■ **Data to process**
===============

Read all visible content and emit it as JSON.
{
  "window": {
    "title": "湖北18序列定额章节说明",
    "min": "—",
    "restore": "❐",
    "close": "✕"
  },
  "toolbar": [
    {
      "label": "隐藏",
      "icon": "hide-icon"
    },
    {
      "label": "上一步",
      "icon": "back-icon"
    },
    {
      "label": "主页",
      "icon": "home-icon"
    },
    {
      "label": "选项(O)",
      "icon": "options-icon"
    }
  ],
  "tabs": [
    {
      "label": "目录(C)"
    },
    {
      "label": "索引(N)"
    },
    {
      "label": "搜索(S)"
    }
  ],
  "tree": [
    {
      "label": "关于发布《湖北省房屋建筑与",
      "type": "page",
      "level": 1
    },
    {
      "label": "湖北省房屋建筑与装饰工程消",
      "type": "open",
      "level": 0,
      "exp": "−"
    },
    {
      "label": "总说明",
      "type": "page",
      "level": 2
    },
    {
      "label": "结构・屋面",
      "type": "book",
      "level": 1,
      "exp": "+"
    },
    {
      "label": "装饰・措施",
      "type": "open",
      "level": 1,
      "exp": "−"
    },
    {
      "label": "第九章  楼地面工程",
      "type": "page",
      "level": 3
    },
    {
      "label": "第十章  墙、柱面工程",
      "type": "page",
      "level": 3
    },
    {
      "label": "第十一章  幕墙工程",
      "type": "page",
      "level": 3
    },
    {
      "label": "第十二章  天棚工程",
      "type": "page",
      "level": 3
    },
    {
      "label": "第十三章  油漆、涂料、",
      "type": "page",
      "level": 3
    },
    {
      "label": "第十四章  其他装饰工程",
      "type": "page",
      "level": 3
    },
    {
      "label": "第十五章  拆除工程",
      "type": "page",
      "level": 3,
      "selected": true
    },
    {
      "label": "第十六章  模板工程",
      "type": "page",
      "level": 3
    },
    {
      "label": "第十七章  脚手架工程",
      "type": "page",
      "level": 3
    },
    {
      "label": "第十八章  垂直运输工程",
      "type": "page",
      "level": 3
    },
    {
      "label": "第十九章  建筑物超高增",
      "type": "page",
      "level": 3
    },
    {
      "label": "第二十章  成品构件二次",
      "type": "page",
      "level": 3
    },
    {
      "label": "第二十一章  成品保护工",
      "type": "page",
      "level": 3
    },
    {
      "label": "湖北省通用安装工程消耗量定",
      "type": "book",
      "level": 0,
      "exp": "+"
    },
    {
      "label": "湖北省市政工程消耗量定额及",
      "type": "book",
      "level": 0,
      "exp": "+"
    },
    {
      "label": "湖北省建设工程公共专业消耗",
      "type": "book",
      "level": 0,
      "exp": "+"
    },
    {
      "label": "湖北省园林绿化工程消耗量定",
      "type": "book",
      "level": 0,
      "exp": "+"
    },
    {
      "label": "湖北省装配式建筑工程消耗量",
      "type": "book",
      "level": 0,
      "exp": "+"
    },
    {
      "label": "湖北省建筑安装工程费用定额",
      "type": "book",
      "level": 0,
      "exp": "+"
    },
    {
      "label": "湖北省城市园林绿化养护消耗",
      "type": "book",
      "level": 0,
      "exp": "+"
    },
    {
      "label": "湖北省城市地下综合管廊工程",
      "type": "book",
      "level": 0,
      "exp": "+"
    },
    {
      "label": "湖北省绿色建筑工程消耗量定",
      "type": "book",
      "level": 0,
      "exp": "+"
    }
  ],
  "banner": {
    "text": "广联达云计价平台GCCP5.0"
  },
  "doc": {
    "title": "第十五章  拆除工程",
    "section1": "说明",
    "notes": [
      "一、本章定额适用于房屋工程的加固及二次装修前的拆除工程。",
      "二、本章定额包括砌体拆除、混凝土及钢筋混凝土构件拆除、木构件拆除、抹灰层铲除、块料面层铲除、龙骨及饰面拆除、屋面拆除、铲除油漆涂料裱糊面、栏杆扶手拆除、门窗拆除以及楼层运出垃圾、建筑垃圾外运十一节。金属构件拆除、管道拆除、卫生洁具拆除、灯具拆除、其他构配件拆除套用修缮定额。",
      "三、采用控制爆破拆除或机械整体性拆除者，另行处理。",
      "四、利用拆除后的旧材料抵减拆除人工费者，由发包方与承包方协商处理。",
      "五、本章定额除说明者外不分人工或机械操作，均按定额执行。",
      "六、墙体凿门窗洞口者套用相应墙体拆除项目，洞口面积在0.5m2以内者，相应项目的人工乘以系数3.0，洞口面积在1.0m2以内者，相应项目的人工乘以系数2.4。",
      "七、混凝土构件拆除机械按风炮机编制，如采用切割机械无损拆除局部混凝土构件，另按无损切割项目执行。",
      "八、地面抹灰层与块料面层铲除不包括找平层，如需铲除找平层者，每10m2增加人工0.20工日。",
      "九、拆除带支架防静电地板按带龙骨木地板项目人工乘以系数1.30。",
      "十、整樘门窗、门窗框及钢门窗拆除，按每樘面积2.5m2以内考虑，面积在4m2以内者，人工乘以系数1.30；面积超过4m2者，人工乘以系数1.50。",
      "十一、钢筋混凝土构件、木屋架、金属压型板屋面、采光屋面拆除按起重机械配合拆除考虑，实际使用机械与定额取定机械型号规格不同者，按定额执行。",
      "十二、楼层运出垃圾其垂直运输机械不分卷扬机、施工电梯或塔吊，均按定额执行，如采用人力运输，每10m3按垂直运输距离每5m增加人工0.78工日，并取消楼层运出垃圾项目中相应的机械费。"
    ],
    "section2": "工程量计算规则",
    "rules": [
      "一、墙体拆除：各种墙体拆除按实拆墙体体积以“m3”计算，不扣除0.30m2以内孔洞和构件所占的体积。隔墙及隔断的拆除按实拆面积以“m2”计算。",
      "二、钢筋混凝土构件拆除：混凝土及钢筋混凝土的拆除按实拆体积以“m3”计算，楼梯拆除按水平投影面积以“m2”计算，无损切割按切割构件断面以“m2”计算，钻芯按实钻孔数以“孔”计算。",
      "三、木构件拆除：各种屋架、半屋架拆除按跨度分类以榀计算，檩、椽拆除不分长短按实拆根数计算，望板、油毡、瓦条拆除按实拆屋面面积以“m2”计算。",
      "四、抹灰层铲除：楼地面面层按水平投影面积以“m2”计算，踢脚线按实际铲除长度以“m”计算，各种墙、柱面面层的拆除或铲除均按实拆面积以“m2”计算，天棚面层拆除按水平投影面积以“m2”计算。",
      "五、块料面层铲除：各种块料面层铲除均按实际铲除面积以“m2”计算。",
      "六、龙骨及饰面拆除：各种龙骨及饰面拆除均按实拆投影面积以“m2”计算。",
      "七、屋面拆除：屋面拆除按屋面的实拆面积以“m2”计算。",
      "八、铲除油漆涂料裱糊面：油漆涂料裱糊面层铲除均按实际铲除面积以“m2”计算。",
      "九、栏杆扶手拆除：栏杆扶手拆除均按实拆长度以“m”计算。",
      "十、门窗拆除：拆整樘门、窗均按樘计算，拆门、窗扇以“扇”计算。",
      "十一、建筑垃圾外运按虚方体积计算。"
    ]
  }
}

===============

■ **What to work on**
Using the data above, output each line exactly.

■ **Response below**
Read all visible content and emit it as JSON.
{
  "window": {
    "title": "湖北18序列定额章节说明",
    "min": "—",
    "restore": "❐",
    "close": "✕"
  },
  "toolbar": [
    {
      "label": "隐藏",
      "icon": "hide-icon"
    },
    {
      "label": "上一步",
      "icon": "back-icon"
    },
    {
      "label": "主页",
      "icon": "home-icon"
    },
    {
      "label": "选项(O)",
      "icon": "options-icon"
    }
  ],
  "tabs": [
    {
      "label": "目录(C)"
    },
    {
      "label": "索引(N)"
    },
    {
      "label": "搜索(S)"
    }
  ],
  "tree": [
    {
      "label": "关于发布《湖北省房屋建筑与",
      "type": "page",
      "level": 1
    },
    {
      "label": "湖北省房屋建筑与装饰工程消",
      "type": "open",
      "level": 0,
      "exp": "−"
    },
    {
      "label": "总说明",
      "type": "page",
      "level": 2
    },
    {
      "label": "结构・屋面",
      "type": "book",
      "level": 1,
      "exp": "+"
    },
    {
      "label": "装饰・措施",
      "type": "open",
      "level": 1,
      "exp": "−"
    },
    {
      "label": "第九章  楼地面工程",
      "type": "page",
      "level": 3
    },
    {
      "label": "第十章  墙、柱面工程",
      "type": "page",
      "level": 3
    },
    {
      "label": "第十一章  幕墙工程",
      "type": "page",
      "level": 3
    },
    {
      "label": "第十二章  天棚工程",
      "type": "page",
      "level": 3
    },
    {
      "label": "第十三章  油漆、涂料、",
      "type": "page",
      "level": 3
    },
    {
      "label": "第十四章  其他装饰工程",
      "type": "page",
      "level": 3
    },
    {
      "label": "第十五章  拆除工程",
      "type": "page",
      "level": 3,
      "selected": true
    },
    {
      "label": "第十六章  模板工程",
      "type": "page",
      "level": 3
    },
    {
      "label": "第十七章  脚手架工程",
      "type": "page",
      "level": 3
    },
    {
      "label": "第十八章  垂直运输工程",
      "type": "page",
      "level": 3
    },
    {
      "label": "第十九章  建筑物超高增",
      "type": "page",
      "level": 3
    },
    {
      "label": "第二十章  成品构件二次",
      "type": "page",
      "level": 3
    },
    {
      "label": "第二十一章  成品保护工",
      "type": "page",
      "level": 3
    },
    {
      "label": "湖北省通用安装工程消耗量定",
      "type": "book",
      "level": 0,
      "exp": "+"
    },
    {
      "label": "湖北省市政工程消耗量定额及",
      "type": "book",
      "level": 0,
      "exp": "+"
    },
    {
      "label": "湖北省建设工程公共专业消耗",
      "type": "book",
      "level": 0,
      "exp": "+"
    },
    {
      "label": "湖北省园林绿化工程消耗量定",
      "type": "book",
      "level": 0,
      "exp": "+"
    },
    {
      "label": "湖北省装配式建筑工程消耗量",
      "type": "book",
      "level": 0,
      "exp": "+"
    },
    {
      "label": "湖北省建筑安装工程费用定额",
      "type": "book",
      "level": 0,
      "exp": "+"
    },
    {
      "label": "湖北省城市园林绿化养护消耗",
      "type": "book",
      "level": 0,
      "exp": "+"
    },
    {
      "label": "湖北省城市地下综合管廊工程",
      "type": "book",
      "level": 0,
      "exp": "+"
    },
    {
      "label": "湖北省绿色建筑工程消耗量定",
      "type": "book",
      "level": 0,
      "exp": "+"
    }
  ],
  "banner": {
    "text": "广联达云计价平台GCCP5.0"
  },
  "doc": {
    "title": "第十五章  拆除工程",
    "section1": "说明",
    "notes": [
      "一、本章定额适用于房屋工程的加固及二次装修前的拆除工程。",
      "二、本章定额包括砌体拆除、混凝土及钢筋混凝土构件拆除、木构件拆除、抹灰层铲除、块料面层铲除、龙骨及饰面拆除、屋面拆除、铲除油漆涂料裱糊面、栏杆扶手拆除、门窗拆除以及楼层运出垃圾、建筑垃圾外运十一节。金属构件拆除、管道拆除、卫生洁具拆除、灯具拆除、其他构配件拆除套用修缮定额。",
      "三、采用控制爆破拆除或机械整体性拆除者，另行处理。",
      "四、利用拆除后的旧材料抵减拆除人工费者，由发包方与承包方协商处理。",
      "五、本章定额除说明者外不分人工或机械操作，均按定额执行。",
      "六、墙体凿门窗洞口者套用相应墙体拆除项目，洞口面积在0.5m2以内者，相应项目的人工乘以系数3.0，洞口面积在1.0m2以内者，相应项目的人工乘以系数2.4。",
      "七、混凝土构件拆除机械按风炮机编制，如采用切割机械无损拆除局部混凝土构件，另按无损切割项目执行。",
      "八、地面抹灰层与块料面层铲除不包括找平层，如需铲除找平层者，每10m2增加人工0.20工日。",
      "九、拆除带支架防静电地板按带龙骨木地板项目人工乘以系数1.30。",
      "十、整樘门窗、门窗框及钢门窗拆除，按每樘面积2.5m2以内考虑，面积在4m2以内者，人工乘以系数1.30；面积超过4m2者，人工乘以系数1.50。",
      "十一、钢筋混凝土构件、木屋架、金属压型板屋面、采光屋面拆除按起重机械配合拆除考虑，实际使用机械与定额取定机械型号规格不同者，按定额执行。",
      "十二、楼层运出垃圾其垂直运输机械不分卷扬机、施工电梯或塔吊，均按定额执行，如采用人力运输，每10m3按垂直运输距离每5m增加人工0.78工日，并取消楼层运出垃圾项目中相应的机械费。"
    ],
    "section2": "工程量计算规则",
    "rules": [
      "一、墙体拆除：各种墙体拆除按实拆墙体体积以“m3”计算，不扣除0.30m2以内孔洞和构件所占的体积。隔墙及隔断的拆除按实拆面积以“m2”计算。",
      "二、钢筋混凝土构件拆除：混凝土及钢筋混凝土的拆除按实拆体积以“m3”计算，楼梯拆除按水平投影面积以“m2”计算，无损切割按切割构件断面以“m2”计算，钻芯按实钻孔数以“孔”计算。",
      "三、木构件拆除：各种屋架、半屋架拆除按跨度分类以榀计算，檩、椽拆除不分长短按实拆根数计算，望板、油毡、瓦条拆除按实拆屋面面积以“m2”计算。",
      "四、抹灰层铲除：楼地面面层按水平投影面积以“m2”计算，踢脚线按实际铲除长度以“m”计算，各种墙、柱面面层的拆除或铲除均按实拆面积以“m2”计算，天棚面层拆除按水平投影面积以“m2”计算。",
      "五、块料面层铲除：各种块料面层铲除均按实际铲除面积以“m2”计算。",
      "六、龙骨及饰面拆除：各种龙骨及饰面拆除均按实拆投影面积以“m2”计算。",
      "七、屋面拆除：屋面拆除按屋面的实拆面积以“m2”计算。",
      "八、铲除油漆涂料裱糊面：油漆涂料裱糊面层铲除均按实际铲除面积以“m2”计算。",
      "九、栏杆扶手拆除：栏杆扶手拆除均按实拆长度以“m”计算。",
      "十、门窗拆除：拆整樘门、窗均按樘计算，拆门、窗扇以“扇”计算。",
      "十一、建筑垃圾外运按虚方体积计算。"
    ]
  }
}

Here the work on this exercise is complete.